Whenever a line contains the string "this", copy it out of the entries.
==== RECORD EXCERPTS
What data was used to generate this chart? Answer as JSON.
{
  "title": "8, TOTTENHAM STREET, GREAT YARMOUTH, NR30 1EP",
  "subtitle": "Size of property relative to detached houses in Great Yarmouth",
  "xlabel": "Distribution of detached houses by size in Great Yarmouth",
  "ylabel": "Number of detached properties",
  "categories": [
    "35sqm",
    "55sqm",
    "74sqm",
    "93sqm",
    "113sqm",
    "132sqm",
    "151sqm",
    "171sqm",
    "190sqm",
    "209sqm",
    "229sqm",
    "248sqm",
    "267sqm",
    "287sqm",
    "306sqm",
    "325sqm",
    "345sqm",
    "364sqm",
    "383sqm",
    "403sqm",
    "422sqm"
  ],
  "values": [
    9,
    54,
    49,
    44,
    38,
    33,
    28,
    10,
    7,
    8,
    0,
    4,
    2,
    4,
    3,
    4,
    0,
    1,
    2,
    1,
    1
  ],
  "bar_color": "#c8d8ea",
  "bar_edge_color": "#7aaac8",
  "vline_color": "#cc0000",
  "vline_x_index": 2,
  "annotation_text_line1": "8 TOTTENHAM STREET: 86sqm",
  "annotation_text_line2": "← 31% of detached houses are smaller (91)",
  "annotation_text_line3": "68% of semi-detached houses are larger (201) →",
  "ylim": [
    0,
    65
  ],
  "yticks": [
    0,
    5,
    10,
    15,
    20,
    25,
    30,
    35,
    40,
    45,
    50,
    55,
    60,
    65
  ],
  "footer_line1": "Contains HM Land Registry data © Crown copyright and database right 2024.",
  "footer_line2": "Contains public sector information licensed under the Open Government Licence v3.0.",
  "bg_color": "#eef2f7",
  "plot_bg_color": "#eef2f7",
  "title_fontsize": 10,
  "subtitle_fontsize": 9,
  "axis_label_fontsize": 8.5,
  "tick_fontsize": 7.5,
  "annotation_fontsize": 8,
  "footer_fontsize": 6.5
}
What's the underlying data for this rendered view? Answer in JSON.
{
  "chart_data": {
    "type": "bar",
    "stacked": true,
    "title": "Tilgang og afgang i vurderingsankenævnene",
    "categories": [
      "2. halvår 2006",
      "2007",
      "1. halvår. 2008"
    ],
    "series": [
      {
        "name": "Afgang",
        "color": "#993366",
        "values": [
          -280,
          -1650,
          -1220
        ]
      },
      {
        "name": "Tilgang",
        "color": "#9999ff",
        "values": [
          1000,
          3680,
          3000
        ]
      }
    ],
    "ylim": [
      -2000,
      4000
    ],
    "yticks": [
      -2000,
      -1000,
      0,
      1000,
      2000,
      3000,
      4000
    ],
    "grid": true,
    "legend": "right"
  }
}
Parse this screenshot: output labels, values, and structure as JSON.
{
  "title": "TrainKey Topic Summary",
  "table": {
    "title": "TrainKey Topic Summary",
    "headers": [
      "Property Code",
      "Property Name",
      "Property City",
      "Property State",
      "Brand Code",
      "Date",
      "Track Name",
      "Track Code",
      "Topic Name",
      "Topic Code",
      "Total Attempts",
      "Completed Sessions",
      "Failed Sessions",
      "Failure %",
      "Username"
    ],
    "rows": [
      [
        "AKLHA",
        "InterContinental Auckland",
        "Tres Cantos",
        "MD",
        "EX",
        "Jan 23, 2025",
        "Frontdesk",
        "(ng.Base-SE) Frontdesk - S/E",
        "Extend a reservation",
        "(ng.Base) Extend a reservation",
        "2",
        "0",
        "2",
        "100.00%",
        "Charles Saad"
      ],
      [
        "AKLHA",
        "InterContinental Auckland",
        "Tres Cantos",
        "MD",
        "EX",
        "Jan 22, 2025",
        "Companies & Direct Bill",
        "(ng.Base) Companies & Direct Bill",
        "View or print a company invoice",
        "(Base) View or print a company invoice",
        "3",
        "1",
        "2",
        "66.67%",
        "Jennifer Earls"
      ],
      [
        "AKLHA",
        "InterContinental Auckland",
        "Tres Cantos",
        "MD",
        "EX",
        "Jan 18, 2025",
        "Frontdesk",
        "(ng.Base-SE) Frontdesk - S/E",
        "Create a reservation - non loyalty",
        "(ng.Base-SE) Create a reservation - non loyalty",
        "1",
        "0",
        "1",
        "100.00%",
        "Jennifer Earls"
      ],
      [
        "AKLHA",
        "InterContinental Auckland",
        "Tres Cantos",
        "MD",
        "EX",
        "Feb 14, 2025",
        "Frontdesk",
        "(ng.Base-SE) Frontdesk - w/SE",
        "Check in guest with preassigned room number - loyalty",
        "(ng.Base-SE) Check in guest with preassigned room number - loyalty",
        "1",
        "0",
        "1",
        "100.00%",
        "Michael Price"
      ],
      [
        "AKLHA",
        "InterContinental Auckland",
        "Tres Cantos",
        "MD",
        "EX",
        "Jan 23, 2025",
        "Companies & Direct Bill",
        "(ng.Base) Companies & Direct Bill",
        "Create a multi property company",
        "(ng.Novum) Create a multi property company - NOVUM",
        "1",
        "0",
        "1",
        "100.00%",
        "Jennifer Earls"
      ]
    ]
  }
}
========
- FINAL RESULT
What data was used to generate this chart? Answer as JSON.
What's the underlying data for this rendered view? Answer in JSON.
Parse this screenshot: output labels, values, and structure as JSON.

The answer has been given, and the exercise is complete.